== What is asked ==
Wherever the string "footer" appears, copy the whole line.
start Source material
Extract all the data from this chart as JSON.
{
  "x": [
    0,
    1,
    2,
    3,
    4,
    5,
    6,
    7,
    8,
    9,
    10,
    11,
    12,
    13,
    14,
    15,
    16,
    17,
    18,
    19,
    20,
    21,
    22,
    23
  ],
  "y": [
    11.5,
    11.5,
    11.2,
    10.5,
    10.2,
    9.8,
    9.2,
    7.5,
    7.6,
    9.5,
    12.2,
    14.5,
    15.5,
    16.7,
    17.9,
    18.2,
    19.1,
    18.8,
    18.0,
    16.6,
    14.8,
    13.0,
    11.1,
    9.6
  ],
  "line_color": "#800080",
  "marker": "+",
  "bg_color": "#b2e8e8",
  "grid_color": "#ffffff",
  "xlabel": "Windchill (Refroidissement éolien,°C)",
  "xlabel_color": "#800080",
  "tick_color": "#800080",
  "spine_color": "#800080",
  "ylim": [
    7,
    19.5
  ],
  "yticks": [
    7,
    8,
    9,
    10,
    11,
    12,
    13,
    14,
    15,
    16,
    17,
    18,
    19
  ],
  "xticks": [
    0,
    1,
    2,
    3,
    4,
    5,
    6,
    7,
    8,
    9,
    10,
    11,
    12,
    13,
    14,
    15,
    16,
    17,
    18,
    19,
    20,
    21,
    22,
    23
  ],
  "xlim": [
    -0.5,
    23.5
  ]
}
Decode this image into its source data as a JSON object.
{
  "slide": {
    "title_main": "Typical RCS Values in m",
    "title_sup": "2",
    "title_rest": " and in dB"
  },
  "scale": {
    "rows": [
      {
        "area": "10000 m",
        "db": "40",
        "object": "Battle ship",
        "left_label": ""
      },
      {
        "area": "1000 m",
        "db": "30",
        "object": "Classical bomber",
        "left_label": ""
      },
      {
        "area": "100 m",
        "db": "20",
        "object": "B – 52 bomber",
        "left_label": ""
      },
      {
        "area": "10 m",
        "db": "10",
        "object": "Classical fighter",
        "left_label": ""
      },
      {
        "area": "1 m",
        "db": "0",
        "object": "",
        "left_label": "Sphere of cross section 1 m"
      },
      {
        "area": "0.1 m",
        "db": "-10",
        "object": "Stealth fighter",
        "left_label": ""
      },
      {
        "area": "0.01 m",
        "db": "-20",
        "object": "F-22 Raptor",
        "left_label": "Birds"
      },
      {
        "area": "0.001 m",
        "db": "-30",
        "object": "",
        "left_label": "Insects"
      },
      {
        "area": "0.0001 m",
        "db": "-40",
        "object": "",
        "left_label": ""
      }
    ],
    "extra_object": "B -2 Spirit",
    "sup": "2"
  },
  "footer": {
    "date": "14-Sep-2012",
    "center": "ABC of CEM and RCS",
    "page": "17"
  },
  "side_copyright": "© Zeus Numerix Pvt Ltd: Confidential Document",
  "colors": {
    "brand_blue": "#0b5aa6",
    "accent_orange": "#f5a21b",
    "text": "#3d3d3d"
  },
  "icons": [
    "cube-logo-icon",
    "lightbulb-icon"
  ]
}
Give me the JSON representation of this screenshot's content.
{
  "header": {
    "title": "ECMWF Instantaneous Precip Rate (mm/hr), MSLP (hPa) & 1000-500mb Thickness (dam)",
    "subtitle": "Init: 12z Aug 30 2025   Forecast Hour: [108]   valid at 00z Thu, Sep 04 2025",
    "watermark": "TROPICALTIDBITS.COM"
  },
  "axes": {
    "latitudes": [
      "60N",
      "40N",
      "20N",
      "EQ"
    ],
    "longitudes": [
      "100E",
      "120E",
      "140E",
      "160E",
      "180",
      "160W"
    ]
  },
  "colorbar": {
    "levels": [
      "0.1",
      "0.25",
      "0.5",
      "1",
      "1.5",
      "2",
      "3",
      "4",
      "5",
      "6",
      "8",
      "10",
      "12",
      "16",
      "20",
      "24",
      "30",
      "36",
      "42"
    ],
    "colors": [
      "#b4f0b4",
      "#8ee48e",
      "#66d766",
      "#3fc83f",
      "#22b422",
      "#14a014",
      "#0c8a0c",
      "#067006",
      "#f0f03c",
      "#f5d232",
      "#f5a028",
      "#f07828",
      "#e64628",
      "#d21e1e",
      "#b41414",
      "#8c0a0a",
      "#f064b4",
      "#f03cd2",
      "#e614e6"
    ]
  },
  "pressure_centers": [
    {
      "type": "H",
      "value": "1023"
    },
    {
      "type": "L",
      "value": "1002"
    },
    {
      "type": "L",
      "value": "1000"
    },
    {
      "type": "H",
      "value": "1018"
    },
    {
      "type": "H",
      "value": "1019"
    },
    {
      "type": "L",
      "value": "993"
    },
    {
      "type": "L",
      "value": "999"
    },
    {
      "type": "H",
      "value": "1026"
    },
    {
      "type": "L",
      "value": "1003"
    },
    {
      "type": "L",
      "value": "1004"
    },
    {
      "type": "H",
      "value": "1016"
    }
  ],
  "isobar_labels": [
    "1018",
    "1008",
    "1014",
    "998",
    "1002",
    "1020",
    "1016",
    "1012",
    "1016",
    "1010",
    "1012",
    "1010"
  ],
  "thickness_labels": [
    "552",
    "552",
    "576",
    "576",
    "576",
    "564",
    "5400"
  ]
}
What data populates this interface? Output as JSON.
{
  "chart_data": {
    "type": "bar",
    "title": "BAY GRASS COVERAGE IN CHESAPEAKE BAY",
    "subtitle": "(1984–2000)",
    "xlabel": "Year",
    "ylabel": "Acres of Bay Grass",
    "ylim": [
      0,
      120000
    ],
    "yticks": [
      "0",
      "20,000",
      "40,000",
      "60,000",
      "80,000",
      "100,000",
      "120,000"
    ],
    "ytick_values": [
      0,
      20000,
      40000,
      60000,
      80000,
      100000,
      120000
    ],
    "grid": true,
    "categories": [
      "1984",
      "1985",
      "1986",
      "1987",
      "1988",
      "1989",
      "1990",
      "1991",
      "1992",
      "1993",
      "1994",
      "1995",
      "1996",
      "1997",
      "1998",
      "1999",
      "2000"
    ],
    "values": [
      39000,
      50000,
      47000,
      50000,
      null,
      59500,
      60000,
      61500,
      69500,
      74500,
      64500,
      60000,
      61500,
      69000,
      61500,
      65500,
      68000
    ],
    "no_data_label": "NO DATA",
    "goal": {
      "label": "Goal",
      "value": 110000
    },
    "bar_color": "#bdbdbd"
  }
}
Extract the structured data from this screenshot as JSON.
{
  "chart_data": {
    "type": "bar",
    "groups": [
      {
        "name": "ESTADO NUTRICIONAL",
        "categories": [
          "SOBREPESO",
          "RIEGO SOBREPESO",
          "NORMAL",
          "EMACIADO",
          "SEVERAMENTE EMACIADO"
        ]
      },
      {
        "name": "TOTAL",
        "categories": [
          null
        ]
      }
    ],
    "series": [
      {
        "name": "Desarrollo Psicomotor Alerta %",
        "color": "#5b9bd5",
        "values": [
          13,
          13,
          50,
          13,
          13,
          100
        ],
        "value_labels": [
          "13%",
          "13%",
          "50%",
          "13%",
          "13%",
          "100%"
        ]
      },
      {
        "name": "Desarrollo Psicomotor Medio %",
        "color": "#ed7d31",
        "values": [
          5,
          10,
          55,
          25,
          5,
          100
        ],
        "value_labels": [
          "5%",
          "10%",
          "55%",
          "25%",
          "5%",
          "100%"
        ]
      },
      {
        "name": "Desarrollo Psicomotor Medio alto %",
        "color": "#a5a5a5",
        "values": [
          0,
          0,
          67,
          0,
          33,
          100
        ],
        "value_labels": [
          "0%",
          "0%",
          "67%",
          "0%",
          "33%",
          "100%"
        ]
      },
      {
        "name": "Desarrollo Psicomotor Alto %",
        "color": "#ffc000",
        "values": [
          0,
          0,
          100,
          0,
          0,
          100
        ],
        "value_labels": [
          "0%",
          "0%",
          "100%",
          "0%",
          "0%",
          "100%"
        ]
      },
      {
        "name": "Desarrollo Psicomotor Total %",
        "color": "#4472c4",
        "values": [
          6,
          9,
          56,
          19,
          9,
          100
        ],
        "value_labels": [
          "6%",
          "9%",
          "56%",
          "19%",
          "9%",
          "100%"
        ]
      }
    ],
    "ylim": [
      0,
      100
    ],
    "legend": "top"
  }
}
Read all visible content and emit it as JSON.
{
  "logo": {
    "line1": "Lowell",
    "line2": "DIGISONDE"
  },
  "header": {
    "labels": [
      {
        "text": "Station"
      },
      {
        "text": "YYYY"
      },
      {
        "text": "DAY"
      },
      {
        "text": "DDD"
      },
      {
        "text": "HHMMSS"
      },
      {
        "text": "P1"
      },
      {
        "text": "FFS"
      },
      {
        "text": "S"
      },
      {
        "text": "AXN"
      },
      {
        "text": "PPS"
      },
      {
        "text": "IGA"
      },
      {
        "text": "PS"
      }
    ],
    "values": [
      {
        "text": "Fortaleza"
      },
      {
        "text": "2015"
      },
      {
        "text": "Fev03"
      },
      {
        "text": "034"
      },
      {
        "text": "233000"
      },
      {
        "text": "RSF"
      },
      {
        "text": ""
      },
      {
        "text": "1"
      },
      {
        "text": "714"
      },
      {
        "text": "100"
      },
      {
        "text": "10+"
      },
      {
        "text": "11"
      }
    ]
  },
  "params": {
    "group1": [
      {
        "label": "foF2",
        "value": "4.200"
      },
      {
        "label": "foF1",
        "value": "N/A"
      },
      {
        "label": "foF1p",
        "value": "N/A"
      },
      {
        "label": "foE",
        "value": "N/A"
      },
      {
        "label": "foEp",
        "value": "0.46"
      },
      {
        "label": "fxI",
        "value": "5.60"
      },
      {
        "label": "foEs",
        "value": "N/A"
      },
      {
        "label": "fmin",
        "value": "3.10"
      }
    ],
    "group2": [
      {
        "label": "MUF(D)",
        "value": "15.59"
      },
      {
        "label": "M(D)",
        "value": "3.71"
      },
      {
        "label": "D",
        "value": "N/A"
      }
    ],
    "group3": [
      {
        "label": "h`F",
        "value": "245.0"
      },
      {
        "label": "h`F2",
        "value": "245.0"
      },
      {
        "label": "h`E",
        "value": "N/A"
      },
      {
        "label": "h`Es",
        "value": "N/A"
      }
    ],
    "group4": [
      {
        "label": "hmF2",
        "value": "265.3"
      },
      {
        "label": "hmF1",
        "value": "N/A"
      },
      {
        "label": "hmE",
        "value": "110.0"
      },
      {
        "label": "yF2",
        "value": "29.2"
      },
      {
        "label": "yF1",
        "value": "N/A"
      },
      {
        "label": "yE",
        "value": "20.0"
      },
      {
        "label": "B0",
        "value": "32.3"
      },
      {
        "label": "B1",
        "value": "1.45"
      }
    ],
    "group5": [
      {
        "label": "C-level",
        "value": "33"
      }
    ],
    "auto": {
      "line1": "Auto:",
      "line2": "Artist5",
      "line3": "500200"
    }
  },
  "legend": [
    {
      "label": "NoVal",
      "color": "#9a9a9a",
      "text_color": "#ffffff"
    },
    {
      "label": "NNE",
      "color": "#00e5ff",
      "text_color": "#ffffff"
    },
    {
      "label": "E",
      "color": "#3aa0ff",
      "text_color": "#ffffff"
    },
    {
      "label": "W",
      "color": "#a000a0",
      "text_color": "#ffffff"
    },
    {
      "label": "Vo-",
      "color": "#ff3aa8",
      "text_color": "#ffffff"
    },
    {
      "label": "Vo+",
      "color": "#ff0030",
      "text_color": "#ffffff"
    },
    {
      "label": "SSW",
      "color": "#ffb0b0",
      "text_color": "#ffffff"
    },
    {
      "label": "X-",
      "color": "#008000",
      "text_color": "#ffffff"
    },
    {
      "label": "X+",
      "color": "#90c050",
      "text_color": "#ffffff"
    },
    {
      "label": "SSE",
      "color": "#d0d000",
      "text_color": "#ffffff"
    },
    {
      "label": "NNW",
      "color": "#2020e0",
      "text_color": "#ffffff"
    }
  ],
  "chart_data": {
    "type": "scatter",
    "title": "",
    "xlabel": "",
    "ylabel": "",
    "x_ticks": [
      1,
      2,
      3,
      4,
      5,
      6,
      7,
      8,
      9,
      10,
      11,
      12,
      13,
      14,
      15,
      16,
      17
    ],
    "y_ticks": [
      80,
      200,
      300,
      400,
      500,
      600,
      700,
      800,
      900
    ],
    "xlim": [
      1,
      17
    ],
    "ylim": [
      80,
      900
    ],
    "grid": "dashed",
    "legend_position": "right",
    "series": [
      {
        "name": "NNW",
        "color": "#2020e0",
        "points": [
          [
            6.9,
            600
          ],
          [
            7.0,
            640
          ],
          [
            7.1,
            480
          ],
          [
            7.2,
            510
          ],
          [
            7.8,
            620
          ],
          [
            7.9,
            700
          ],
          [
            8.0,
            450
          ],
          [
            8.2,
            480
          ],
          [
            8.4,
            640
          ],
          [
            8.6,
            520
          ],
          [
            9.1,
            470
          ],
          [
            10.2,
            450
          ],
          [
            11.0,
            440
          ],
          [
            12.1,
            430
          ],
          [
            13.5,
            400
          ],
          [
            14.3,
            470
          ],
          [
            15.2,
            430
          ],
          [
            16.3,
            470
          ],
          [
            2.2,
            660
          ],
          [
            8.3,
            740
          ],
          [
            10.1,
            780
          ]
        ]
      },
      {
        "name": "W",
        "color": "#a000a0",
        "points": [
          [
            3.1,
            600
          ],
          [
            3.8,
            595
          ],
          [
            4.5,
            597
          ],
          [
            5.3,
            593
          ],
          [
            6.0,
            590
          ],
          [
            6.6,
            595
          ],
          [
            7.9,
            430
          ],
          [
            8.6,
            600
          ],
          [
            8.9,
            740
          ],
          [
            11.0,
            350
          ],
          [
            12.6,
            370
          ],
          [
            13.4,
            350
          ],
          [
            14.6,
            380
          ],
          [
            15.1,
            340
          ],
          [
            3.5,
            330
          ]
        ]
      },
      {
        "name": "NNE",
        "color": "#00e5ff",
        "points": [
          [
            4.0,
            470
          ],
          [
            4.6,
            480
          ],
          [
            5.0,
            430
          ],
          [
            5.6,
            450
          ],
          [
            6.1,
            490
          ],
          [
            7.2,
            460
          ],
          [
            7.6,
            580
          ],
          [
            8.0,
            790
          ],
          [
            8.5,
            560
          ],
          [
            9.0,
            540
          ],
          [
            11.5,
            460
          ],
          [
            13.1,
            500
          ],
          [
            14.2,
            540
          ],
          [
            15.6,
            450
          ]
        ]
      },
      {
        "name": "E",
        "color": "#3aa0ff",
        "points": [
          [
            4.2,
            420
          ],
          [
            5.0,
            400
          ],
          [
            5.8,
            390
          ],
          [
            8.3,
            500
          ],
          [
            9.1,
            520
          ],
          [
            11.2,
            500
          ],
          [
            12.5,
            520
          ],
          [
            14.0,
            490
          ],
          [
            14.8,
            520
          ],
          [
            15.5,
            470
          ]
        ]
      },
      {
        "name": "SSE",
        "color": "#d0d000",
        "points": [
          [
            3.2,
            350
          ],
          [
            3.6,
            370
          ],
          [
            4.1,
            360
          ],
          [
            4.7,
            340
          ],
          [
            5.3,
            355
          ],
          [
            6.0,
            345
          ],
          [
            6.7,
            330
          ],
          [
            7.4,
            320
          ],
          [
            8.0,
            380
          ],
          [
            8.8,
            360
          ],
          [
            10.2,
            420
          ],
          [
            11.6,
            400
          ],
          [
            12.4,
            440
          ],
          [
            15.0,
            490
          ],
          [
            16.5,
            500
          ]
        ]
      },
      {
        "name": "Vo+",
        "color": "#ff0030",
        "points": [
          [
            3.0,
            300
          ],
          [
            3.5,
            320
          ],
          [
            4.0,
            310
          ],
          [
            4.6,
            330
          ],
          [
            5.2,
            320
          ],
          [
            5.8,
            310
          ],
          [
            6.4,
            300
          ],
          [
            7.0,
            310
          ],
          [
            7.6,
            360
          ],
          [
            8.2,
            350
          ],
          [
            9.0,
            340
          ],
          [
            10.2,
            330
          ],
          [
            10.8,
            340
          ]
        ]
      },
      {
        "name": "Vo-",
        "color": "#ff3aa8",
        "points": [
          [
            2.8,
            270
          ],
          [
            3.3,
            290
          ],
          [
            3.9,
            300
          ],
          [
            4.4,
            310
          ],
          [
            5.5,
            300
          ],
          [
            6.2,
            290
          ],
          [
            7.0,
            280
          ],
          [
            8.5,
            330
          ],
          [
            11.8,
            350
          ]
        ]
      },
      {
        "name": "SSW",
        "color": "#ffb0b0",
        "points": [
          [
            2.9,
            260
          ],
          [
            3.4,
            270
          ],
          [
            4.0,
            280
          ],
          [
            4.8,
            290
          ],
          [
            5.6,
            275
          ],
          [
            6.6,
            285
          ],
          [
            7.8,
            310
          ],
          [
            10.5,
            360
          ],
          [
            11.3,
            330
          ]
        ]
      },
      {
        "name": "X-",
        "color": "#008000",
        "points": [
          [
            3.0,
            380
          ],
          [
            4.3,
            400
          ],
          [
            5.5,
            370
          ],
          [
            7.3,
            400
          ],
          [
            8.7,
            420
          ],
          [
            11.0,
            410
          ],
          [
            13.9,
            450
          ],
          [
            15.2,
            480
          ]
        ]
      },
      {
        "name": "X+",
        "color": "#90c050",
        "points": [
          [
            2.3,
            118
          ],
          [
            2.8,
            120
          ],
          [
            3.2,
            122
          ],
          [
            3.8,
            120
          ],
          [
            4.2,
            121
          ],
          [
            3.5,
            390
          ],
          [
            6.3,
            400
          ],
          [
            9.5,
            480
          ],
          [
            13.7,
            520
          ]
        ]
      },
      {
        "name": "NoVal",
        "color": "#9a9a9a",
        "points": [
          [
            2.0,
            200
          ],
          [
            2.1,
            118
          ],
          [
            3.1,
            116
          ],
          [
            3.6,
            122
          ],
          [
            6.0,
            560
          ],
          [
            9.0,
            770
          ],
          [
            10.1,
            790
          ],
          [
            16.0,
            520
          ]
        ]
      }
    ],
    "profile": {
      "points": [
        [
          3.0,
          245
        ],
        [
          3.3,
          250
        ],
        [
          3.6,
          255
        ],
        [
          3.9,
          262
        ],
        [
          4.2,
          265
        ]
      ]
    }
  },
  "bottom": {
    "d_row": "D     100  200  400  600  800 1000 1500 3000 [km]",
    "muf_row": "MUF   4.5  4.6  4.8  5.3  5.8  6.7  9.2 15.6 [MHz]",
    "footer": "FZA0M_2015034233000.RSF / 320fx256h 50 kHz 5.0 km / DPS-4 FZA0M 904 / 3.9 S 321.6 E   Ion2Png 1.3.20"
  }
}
end Source material
== Final result ==
  "footer": {
    "footer": "FZA0M_2015034233000.RSF / 320fx256h 50 kHz 5.0 km / DPS-4 FZA0M 904 / 3.9 S 321.6 E   Ion2Png 1.3.20"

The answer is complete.